#### Short problem
Among the lines below, count those with "dirigeant". Give only the number.

#### Dataset excerpts
• • • • • • •
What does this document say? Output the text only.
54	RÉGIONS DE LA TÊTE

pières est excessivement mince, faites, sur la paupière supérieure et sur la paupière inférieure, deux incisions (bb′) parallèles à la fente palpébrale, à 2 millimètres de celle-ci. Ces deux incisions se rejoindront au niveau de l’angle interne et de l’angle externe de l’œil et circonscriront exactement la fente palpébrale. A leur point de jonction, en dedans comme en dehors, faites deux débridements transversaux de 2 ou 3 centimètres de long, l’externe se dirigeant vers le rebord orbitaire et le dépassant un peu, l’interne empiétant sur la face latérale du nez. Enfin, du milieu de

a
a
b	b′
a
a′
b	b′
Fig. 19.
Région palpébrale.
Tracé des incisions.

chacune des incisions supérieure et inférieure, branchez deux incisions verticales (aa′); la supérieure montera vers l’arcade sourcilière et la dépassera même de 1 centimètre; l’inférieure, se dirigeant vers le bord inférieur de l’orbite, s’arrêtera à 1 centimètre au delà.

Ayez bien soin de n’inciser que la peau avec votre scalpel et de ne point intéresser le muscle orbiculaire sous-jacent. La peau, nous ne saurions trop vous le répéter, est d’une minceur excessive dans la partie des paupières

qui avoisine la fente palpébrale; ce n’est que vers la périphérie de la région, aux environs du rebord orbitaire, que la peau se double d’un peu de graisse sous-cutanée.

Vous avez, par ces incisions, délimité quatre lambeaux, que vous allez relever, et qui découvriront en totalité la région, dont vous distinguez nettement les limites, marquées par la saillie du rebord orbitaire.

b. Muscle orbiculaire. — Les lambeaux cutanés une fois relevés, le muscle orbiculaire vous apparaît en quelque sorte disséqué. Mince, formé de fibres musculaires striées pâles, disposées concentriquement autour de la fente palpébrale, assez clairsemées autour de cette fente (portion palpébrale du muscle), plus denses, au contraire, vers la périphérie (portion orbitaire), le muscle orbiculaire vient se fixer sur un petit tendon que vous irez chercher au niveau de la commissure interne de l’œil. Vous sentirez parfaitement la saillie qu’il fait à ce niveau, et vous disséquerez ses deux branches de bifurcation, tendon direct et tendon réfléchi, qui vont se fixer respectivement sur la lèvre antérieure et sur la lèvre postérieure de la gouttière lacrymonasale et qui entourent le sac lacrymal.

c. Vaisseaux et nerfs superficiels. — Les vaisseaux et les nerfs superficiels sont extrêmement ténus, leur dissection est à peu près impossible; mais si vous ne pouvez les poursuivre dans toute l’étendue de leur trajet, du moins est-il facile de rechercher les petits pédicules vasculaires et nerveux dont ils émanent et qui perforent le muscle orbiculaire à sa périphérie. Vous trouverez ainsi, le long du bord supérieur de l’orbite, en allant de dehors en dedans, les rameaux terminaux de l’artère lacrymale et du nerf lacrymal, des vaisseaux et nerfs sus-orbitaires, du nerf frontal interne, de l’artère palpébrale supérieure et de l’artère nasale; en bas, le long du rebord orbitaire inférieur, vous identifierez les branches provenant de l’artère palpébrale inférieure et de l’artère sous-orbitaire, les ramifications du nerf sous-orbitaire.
• • • • • • •
#### Result of this task
2